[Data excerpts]
┄┄┄┄┄┄┄┄┄┄┄┄┄┄┄┄┄┄┄┄
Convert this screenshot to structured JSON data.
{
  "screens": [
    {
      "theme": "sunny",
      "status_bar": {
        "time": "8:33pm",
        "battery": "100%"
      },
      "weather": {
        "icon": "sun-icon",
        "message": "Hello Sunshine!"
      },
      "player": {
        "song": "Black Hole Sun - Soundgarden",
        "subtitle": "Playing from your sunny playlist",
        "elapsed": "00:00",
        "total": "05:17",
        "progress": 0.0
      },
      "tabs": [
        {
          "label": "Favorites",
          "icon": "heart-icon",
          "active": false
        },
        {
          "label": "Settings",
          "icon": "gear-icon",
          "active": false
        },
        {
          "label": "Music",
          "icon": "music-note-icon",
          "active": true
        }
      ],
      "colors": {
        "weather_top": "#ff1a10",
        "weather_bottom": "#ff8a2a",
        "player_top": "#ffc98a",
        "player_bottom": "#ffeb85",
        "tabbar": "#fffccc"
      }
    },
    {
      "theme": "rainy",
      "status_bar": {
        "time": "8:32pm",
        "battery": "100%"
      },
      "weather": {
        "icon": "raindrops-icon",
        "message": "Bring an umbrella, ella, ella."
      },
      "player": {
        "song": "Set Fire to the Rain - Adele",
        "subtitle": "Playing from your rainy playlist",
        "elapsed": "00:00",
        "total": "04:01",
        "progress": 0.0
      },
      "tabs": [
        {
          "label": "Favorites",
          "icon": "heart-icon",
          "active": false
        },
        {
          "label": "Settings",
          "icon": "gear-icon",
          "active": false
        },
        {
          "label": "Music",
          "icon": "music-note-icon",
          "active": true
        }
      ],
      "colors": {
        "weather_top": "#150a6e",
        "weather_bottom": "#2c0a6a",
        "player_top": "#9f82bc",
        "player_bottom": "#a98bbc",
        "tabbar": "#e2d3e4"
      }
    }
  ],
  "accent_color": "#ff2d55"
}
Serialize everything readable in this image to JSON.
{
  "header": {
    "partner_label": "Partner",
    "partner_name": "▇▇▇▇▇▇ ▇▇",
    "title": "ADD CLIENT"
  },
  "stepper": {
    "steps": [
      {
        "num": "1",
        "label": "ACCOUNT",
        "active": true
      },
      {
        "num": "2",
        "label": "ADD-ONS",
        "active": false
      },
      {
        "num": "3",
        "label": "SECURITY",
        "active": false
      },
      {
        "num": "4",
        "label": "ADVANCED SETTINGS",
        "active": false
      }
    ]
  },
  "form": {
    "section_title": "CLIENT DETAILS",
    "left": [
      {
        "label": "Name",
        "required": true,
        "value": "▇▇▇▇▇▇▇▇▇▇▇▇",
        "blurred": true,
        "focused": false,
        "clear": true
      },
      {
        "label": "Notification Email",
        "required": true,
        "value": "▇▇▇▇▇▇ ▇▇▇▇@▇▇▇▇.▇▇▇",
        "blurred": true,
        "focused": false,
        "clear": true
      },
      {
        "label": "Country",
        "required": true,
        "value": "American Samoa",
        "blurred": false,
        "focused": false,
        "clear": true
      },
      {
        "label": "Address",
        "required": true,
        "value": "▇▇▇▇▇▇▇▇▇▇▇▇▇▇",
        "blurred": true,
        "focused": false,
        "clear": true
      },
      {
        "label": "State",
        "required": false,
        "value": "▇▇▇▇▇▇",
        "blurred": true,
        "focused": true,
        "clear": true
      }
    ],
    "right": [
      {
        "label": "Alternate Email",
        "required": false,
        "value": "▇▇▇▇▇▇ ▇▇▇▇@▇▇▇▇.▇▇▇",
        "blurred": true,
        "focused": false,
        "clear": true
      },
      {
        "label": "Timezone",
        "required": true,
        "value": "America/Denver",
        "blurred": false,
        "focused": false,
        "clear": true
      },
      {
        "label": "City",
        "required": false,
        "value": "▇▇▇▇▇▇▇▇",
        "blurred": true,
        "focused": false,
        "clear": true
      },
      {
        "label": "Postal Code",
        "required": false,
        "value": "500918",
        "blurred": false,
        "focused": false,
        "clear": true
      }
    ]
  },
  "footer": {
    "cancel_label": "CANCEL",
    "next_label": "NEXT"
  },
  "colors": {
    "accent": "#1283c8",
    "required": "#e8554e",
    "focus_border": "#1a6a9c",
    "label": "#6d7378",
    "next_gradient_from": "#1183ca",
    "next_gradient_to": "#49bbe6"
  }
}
┄┄┄┄┄┄┄┄┄┄┄┄┄┄┄┄┄┄┄┄
WRITTEN EXERCISE — Return every line containing "JSON".

PROBLEM SOLUTION —
Convert this screenshot to structured JSON data.
Serialize everything readable in this image to JSON.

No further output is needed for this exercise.